_TASK BRIEF_
Exactly as given, repeat all of the entries.

(Extracted data entries)
———

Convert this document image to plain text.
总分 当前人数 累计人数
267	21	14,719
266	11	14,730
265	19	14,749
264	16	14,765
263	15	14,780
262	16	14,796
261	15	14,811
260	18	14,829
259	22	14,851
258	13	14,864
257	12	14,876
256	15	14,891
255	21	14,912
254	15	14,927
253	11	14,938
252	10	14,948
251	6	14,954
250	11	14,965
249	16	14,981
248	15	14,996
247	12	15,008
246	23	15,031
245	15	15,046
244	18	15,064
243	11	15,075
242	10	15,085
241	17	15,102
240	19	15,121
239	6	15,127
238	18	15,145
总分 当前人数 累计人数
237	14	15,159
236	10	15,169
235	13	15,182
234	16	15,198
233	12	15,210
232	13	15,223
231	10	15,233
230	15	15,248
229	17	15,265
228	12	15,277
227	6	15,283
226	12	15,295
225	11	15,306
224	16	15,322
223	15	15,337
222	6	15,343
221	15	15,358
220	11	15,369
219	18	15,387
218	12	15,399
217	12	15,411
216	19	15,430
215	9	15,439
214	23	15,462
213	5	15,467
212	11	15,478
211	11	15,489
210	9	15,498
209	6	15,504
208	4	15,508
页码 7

———

_THE SOLUTION_
Convert this document image to plain text.
总分 当前人数 累计人数
267	21	14,719
266	11	14,730
265	19	14,749
264	16	14,765
263	15	14,780
262	16	14,796
261	15	14,811
260	18	14,829
259	22	14,851
258	13	14,864
257	12	14,876
256	15	14,891
255	21	14,912
254	15	14,927
253	11	14,938
252	10	14,948
251	6	14,954
250	11	14,965
249	16	14,981
248	15	14,996
247	12	15,008
246	23	15,031
245	15	15,046
244	18	15,064
243	11	15,075
242	10	15,085
241	17	15,102
240	19	15,121
239	6	15,127
238	18	15,145
总分 当前人数 累计人数
237	14	15,159
236	10	15,169
235	13	15,182
234	16	15,198
233	12	15,210
232	13	15,223
231	10	15,233
230	15	15,248
229	17	15,265
228	12	15,277
227	6	15,283
226	12	15,295
225	11	15,306
224	16	15,322
223	15	15,337
222	6	15,343
221	15	15,358
220	11	15,369
219	18	15,387
218	12	15,399
217	12	15,411
216	19	15,430
215	9	15,439
214	23	15,462
213	5	15,467
212	11	15,478
211	11	15,489
210	9	15,498
209	6	15,504
208	4	15,508
页码 7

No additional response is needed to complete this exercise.